====== TEXTO CITADO
O presidente da Malo Clinic afirmou ontem que a ordem de encerramento do Hospital Taivex/Malo, em Macau, não abrange a sua empresa, que partilha o mesmo espaço

 

As autoridades de Macau “encerraram temporariamente o hospital Taivex/Malo e não a Malo Clinic em Macau”, salientou Paulo Malo à agência Lusa. Em declarações por via telefónica, o empresário português esclareceu que a Malo Clinic detém em Macau apenas a actividade ligada à medicina dentária e não a relacionada com outras áreas médicas, que são responsabilidade de outras entidades.

“A Taivex/Malo não é a Malo Clinic”, frisou Paulo Malo, notando que as duas entidades têm estruturas accionistas diferentes.

Na sexta-feira, os Serviços de Saúde de Macau informaram que “o Hospital Taivex/Malo está suspenso até 21 de Maio de 2018 devido à prática de procriação medicamente assistida, tráfico e contrabando de medicamentos de oncologia, falta de condições de higiene e segurança para a prestação de cuidados de saúde”.

As instalações do hospital foram, entretanto, encerradas, o que na prática afecta o funcionamento da Malo Clinic, referiu o empresário.
============
====== EXCERTOS DOS ITENS
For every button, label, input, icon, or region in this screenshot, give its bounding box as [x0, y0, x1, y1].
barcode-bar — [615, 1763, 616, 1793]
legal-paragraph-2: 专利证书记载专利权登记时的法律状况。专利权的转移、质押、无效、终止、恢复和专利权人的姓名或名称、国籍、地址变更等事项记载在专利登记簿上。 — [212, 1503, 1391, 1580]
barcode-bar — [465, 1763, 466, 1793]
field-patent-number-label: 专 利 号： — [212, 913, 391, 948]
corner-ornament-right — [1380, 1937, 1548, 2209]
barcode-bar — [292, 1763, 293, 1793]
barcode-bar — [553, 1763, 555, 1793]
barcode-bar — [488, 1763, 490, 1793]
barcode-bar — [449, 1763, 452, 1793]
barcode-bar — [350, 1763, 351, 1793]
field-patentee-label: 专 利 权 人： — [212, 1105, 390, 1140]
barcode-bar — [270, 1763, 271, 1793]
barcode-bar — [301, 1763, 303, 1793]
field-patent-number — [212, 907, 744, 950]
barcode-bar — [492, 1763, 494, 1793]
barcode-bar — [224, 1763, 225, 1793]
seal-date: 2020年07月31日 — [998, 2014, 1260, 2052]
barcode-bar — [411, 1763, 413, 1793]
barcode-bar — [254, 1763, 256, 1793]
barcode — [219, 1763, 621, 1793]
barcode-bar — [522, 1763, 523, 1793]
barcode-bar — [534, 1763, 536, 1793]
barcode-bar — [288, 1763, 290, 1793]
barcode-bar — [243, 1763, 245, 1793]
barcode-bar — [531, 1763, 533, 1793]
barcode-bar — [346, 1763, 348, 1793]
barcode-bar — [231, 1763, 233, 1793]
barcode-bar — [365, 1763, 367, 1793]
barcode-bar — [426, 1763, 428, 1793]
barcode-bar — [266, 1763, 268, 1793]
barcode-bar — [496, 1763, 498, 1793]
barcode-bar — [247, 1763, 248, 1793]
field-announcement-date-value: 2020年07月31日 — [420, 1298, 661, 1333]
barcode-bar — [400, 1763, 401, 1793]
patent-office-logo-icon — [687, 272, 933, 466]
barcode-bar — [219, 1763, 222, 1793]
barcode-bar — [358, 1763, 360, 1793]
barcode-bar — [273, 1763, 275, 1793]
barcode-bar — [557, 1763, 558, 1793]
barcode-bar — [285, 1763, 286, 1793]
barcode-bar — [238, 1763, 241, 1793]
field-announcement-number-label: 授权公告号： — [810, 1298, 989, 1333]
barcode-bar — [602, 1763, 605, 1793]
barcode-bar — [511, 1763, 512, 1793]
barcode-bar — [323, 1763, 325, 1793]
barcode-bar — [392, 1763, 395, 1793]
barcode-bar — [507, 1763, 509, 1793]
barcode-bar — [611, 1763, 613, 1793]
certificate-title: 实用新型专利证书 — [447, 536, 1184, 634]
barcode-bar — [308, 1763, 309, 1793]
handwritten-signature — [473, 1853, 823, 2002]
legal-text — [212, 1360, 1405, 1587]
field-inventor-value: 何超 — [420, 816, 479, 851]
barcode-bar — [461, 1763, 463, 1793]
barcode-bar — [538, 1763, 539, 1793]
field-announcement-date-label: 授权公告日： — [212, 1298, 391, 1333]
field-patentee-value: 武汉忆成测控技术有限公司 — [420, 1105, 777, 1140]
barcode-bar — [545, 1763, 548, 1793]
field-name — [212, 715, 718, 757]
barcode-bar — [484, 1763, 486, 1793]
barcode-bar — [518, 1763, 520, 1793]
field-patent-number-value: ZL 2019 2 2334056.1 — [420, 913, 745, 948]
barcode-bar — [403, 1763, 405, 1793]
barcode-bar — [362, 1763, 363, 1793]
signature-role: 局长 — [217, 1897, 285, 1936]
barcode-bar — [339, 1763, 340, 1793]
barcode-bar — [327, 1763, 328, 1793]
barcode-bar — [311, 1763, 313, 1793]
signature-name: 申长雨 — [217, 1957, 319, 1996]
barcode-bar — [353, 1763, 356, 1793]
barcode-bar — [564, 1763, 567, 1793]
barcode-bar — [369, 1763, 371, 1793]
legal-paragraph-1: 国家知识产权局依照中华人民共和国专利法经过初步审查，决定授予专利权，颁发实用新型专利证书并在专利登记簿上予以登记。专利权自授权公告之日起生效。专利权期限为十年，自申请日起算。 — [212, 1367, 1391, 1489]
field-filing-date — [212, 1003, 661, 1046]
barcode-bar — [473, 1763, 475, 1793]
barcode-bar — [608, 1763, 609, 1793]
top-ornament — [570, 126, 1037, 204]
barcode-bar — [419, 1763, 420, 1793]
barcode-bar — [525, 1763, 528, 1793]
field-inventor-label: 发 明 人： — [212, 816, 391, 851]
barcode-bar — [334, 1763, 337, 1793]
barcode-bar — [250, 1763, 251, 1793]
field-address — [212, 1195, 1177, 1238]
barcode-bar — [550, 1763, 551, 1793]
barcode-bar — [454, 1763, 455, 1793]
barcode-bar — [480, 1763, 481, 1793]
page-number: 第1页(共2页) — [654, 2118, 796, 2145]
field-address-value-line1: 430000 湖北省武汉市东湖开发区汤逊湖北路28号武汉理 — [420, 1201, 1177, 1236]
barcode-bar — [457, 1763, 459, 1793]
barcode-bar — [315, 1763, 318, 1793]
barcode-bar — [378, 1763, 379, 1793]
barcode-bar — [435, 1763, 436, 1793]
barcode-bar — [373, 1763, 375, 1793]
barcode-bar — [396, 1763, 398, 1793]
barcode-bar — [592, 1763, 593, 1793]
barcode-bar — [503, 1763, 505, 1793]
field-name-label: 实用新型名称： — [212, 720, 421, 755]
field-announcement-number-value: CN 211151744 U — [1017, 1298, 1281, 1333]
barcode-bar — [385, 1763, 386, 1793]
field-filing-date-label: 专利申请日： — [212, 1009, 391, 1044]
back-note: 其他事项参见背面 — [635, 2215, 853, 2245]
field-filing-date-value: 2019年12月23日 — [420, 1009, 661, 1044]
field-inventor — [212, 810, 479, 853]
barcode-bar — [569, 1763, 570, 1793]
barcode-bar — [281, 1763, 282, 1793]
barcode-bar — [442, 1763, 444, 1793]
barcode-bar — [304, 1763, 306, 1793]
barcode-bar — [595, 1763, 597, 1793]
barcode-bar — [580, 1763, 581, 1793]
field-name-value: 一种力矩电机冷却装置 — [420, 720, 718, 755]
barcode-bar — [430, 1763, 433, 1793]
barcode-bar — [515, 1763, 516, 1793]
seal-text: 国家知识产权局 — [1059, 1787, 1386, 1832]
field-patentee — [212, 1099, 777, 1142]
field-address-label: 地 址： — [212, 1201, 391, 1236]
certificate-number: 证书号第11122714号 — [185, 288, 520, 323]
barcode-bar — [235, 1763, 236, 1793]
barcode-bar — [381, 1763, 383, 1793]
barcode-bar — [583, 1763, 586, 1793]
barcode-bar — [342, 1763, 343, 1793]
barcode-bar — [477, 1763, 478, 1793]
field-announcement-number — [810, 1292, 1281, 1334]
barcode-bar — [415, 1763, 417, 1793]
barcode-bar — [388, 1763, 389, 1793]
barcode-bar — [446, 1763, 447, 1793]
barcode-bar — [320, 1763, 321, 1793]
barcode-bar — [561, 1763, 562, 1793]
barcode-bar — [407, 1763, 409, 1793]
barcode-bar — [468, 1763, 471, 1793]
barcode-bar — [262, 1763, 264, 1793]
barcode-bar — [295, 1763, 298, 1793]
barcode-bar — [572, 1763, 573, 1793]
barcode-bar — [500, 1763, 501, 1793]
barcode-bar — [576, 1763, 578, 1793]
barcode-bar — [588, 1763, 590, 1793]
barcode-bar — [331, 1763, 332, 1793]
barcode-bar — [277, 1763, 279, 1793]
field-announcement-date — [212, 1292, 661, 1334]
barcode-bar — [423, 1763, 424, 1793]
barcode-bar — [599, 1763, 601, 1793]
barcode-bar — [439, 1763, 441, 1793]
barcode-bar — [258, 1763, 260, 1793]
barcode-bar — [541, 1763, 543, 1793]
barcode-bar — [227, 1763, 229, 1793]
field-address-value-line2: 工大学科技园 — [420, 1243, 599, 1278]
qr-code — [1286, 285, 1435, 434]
============
**EXERCÍCIOS:**
A. Transcreva da notícia sobre o encerramento do Hospital Taivex/Malo tudo desde "O presidente da" até "de outras entidades.".
B. Reescreva de forma mais breve o parágrafo da notícia sobre o encerramento do Hospital Taivex/Malo que começa por "As autoridades de Macau", mantendo os factos principais.
C. Por favor, prolongue a notícia sobre o encerramento do Hospital Taivex/Malo a partir do ponto em que termina.

**RESPOSTAS:**
A.
O presidente da Malo Clinic afirmou ontem que a ordem de encerramento do Hospital Taivex/Malo, em Macau, não abrange a sua empresa, que partilha o mesmo espaço

 

As autoridades de Macau “encerraram temporariamente o hospital Taivex/Malo e não a Malo Clinic em Macau”, salientou Paulo Malo à agência Lusa. Em declarações por via telefónica, o empresário português esclareceu que a Malo Clinic detém em Macau apenas a actividade ligada à medicina dentária e não a relacionada com outras áreas médicas, que são responsabilidade de outras entidades.

B. Paulo Malo disse à Lusa, por telefone, que as autoridades de Macau encerraram temporariamente o hospital Taivex/Malo e não a Malo Clinic. Explicou que a Malo Clinic só tem em Macau a actividade de medicina dentária. As restantes áreas médicas são da responsabilidade de outras entidades.

C.
“O que acontece é que como a Malo Clinic partilha o mesmo espaço e está sob a mesma licença, provavelmente não vamos conseguir ter acesso às nossas instalações”, explicou.

“Mas estamos fechados não porque fizemos algo de errado, mas por que a Taivex/Malo fez algo contra a lei”, acrescentou.

A Malo Clinic prestava cuidados de medicina dentária em Macau no hospital de Dia Taivex/Malo e ao abrigo da licença atribuída àquela unidade hospitalar.

Além do encerramento das instalações do Hospital Taivex/Malo, foram aplicadas duas multas: uma no valor de 103.000 patacas, a quatro médicos e um enfermeiro, e outra de 76.000 patacas, por técnicas ilegais de procriação medicamente assistida e prestação de serviços de oncologia, sem autorização dos Serviços de Saúde.